* Start DOCUMENT EXTRACT *

Re: [PATCH] Comm::TcpAcceptor::doAccept fd limit handling is broken

2014-07-17 Thread Alex Rousskov
On 07/16/2014 06:46 PM, Amos Jeffries wrote:
> On 17/07/2014 11:10 a.m., Alex Rousskov wrote:
>> On 07/16/2014 02:38 PM, Rainer Weikusat wrote:
>>> Alex Rousskov  writes:
 On 07/16/2014 11:11 AM, Rainer Weikusat wrote:
> This is broken because it re-enables readable notifications even if no
> connection was accepted. 
>>
 In other words, it re-enables a check for new connections when

 * we know that we currently cannot accept any new connections,
 * Squid is under stress already, and
 * our code does not handle multiple deferences of the same TcpAcceptor
 object well.
>>
>>
>>> There's an important 4th point: The check is re-enabled when it is known
>>> that it will immediately return true again because the connection which
>>> was not accepted is still pending (hence, the socket is still readable),
>>> more details below.
>>
>> Agreed!
>>
>>
>>> I changed the TcpAcceptor/ AcceptLimiter code to act as if
>>> only a single file descriptor was available for client connections and
>>> created two connections via netcat. What it should do in this case is to
>>> ignore the second connection until the first one was closed. Instead, it
>>> went into an endless 'defer this connection' loop, as mentioned above,
>>> because the pending 2nd connection meant the socket remained readable.
>>
>> OK, I think I now better understand what you meant by "one connection at
>> the same time". And even if I do not, we seem to agree on the fix to
>> solve the problem, which is even more important :-).
>>
>>
>>> updated patch:
>>>
>>> --- mad-squid/src/comm/TcpAcceptor.cc   8 Jan 2013 17:36:44 -   
>>> 1.1.1.2
>>> +++ mad-squid/src/comm/TcpAcceptor.cc   16 Jul 2014 20:36:35 -
>>> @@ -204,7 +204,6 @@
>>>  } else {
>>>  afd->acceptNext();
>>>  }
>>> -SetSelect(fd, COMM_SELECT_READ, Comm::TcpAcceptor::doAccept, afd, 
>>> 0);
>>>  
>>>  } catch (const std::exception &e) {
>>>  fatalf("FATAL: error while accepting new client connection: %s\n", 
>>> e.what());
>>> @@ -262,6 +261,8 @@
>>>  debugs(5, 5, HERE << "Listener: " << conn <<
>>> " accepted new connection " << newConnDetails <<
>>> " handler Subscription: " << theCallSub);
>>> +
>>> +if (!isLimited) SetSelect(conn->fd, COMM_SELECT_READ, 
>>> Comm::TcpAcceptor::doAccept, this, 0);
>>>  notify(flag, newConnDetails);
>>>  }
>>
>>
>> I am happy to commit the above (after splitting the new if-statement
>> into two lines), but since this is not an emergency, I would prefer to
>> wait a little for any objections or second opinions.

* End DOCUMENT EXTRACT *

TASK TO CARRY OUT: Repeat word for word the part of the TcpAcceptor patch thread running from "Re: [PATCH] Comm::TcpAcceptor::doAccept" down to "connection was accepted.". The material placed after this thread has no part in any of this.

* Start GIVEN RECORDS *

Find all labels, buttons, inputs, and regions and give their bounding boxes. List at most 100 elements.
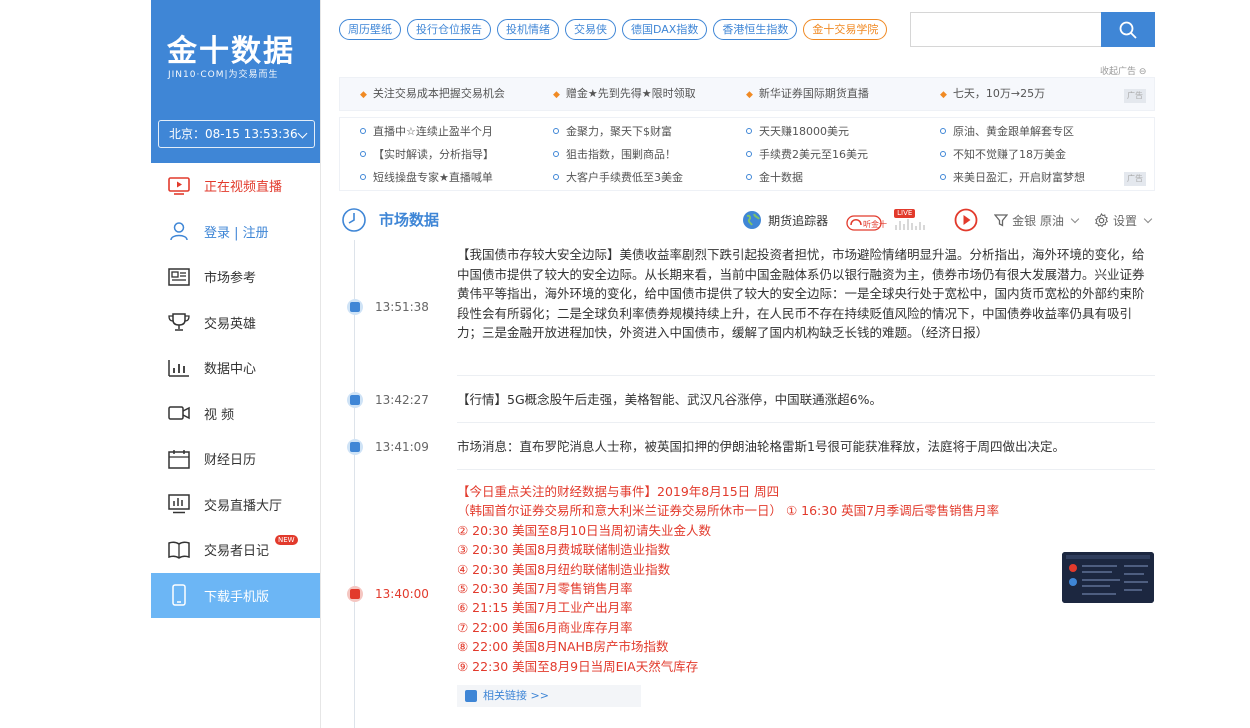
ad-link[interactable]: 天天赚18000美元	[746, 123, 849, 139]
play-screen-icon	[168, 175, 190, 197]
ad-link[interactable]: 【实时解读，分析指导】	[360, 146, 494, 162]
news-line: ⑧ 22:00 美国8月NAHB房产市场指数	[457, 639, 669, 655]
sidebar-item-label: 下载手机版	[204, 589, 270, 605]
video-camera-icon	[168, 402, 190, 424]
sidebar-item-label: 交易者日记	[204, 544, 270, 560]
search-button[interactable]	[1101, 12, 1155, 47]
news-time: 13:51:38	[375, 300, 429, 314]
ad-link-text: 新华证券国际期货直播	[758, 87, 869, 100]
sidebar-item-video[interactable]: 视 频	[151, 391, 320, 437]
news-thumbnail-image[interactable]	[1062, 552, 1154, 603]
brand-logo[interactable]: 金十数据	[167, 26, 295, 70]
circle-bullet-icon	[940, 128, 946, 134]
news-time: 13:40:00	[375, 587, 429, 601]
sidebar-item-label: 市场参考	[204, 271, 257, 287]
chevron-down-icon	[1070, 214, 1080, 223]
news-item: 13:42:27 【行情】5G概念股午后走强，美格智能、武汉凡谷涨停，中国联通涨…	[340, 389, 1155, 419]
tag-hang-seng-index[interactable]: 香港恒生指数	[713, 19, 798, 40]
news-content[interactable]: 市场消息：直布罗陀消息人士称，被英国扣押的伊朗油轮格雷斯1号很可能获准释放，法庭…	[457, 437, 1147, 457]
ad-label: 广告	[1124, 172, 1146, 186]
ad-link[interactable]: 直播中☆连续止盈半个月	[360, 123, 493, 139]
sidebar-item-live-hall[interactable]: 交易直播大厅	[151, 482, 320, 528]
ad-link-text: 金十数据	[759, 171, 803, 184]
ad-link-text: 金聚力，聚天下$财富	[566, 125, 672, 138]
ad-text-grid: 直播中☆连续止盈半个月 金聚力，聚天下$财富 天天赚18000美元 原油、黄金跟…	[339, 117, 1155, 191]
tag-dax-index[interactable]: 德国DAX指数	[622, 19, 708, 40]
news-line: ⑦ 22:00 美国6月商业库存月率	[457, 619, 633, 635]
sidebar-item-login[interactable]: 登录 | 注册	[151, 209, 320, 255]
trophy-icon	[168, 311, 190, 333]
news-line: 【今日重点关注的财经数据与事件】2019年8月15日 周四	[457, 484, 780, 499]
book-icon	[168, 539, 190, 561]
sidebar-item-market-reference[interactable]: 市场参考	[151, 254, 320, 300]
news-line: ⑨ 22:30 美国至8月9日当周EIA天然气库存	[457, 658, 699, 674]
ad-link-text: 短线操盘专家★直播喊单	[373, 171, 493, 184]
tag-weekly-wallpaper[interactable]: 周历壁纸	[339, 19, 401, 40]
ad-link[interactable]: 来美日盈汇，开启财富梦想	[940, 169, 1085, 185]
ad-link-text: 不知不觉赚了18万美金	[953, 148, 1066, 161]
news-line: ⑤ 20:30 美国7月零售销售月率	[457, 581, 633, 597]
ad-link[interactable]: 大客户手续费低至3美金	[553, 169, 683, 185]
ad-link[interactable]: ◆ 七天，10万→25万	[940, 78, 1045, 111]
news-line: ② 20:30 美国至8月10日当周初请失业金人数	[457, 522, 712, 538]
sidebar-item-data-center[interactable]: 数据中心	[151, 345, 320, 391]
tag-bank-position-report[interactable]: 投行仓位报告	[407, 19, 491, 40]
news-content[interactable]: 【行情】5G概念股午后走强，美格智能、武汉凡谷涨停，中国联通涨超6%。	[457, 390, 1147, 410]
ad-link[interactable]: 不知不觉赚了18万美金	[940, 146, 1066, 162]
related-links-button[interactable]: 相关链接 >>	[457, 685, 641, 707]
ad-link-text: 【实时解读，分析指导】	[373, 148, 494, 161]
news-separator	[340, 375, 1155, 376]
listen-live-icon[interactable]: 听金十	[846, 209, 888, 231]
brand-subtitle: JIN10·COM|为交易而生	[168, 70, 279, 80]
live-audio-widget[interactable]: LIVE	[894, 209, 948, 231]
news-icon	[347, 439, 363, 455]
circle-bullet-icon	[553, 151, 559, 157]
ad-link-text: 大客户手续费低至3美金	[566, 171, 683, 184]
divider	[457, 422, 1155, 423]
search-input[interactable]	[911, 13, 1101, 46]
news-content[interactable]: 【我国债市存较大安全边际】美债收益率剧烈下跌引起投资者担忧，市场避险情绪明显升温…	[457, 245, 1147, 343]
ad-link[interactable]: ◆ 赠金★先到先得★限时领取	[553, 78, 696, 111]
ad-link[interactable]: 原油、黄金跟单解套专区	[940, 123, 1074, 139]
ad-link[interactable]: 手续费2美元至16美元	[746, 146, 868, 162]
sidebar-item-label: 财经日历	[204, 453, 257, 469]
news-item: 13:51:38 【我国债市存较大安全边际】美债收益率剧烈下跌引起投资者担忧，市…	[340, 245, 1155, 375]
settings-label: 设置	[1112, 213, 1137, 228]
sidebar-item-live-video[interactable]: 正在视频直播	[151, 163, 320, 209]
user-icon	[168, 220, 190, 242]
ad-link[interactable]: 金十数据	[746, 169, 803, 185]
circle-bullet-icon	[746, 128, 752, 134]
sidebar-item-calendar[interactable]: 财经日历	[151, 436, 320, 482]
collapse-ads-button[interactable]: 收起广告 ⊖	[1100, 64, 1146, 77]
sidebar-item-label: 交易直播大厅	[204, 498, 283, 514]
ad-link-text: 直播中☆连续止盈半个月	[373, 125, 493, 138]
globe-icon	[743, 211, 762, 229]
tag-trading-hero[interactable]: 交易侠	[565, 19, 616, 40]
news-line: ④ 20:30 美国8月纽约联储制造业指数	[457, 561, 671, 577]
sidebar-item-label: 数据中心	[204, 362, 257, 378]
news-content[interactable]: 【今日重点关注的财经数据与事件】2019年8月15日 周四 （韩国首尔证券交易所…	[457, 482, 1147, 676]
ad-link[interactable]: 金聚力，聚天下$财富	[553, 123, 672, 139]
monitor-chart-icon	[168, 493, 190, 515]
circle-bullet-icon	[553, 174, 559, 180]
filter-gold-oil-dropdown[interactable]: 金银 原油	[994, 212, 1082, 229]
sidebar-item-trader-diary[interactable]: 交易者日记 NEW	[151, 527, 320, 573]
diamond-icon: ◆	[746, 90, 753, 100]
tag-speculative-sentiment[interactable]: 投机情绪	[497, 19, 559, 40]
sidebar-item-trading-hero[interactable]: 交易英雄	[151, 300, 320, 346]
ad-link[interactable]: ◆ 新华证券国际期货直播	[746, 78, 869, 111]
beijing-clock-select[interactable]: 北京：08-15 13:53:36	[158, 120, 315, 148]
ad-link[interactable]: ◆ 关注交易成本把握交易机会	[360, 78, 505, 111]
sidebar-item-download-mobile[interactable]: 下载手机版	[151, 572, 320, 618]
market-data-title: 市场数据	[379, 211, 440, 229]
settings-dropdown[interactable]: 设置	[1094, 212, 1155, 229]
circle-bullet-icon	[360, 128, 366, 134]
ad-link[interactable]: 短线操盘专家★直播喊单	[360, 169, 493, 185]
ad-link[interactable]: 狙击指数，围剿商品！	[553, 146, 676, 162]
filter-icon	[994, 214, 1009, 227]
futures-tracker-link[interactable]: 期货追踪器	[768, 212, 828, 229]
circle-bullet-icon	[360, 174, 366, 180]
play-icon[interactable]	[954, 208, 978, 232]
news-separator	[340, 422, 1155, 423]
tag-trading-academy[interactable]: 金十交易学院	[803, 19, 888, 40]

* End GIVEN RECORDS *
* Start GIVEN RECORDS *

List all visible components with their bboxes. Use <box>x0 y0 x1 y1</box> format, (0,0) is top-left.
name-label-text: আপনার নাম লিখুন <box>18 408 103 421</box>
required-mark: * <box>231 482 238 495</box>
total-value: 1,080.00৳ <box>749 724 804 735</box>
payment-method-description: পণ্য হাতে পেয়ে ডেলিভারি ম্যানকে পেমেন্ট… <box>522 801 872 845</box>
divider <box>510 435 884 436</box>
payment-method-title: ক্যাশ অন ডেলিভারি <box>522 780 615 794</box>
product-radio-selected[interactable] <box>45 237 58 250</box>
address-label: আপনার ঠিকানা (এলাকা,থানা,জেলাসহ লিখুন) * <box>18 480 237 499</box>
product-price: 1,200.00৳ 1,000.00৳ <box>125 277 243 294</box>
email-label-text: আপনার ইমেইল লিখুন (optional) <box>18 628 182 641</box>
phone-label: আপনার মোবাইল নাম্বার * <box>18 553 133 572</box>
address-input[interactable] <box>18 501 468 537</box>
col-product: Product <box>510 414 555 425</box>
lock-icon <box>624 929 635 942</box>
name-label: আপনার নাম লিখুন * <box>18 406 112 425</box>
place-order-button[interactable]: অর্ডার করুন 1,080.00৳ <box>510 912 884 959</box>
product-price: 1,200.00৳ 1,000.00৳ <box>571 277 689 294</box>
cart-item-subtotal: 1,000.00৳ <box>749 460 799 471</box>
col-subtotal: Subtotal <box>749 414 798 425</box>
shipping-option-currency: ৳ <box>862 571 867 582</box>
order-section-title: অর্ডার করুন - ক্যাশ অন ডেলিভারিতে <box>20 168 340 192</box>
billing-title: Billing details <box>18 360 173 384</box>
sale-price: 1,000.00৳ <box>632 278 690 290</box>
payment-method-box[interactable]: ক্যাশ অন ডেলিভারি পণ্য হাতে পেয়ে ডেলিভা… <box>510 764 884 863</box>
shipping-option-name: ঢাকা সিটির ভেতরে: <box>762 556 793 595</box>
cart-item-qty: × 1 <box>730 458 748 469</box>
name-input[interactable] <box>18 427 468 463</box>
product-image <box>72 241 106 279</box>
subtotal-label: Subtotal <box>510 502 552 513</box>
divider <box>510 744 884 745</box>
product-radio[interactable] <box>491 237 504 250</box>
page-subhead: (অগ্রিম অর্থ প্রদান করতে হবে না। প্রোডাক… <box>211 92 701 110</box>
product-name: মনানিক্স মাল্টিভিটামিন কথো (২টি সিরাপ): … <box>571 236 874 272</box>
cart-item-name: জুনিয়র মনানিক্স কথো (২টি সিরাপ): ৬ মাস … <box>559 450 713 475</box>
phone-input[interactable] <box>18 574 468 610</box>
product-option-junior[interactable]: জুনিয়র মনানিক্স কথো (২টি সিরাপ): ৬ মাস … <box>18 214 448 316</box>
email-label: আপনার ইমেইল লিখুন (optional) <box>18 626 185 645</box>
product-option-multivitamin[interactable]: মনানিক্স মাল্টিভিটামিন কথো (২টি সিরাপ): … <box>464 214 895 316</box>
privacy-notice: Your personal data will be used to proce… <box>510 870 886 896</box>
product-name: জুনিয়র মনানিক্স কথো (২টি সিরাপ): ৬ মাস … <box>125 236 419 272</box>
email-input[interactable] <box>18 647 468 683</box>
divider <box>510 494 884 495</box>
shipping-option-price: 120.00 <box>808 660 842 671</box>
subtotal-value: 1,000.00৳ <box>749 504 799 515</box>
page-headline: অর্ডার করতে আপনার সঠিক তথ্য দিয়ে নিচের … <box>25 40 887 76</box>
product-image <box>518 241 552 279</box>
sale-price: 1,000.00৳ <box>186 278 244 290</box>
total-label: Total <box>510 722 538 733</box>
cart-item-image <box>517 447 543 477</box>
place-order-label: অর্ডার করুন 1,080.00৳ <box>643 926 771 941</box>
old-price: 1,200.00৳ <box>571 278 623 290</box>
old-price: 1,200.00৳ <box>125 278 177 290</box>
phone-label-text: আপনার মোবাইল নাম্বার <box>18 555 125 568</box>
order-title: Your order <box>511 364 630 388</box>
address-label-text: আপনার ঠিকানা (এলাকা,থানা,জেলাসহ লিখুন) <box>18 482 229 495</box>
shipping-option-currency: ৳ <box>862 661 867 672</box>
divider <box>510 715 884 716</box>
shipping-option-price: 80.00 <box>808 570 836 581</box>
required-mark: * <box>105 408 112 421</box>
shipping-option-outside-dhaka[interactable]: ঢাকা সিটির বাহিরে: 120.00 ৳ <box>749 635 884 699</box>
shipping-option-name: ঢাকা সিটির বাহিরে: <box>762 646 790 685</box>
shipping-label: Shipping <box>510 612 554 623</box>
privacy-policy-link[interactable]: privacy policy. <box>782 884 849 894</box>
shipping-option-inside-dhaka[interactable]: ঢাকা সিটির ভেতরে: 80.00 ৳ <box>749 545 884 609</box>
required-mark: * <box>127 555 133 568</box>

* End GIVEN RECORDS *

REPLY TO THE TASK:
Re: [PATCH] Comm::TcpAcceptor::doAccept fd limit handling is broken

2014-07-17 Thread Alex Rousskov
On 07/16/2014 06:46 PM, Amos Jeffries wrote:
> On 17/07/2014 11:10 a.m., Alex Rousskov wrote:
>> On 07/16/2014 02:38 PM, Rainer Weikusat wrote:
>>> Alex Rousskov  writes:
 On 07/16/2014 11:11 AM, Rainer Weikusat wrote:
> This is broken because it re-enables readable notifications even if no
> connection was accepted.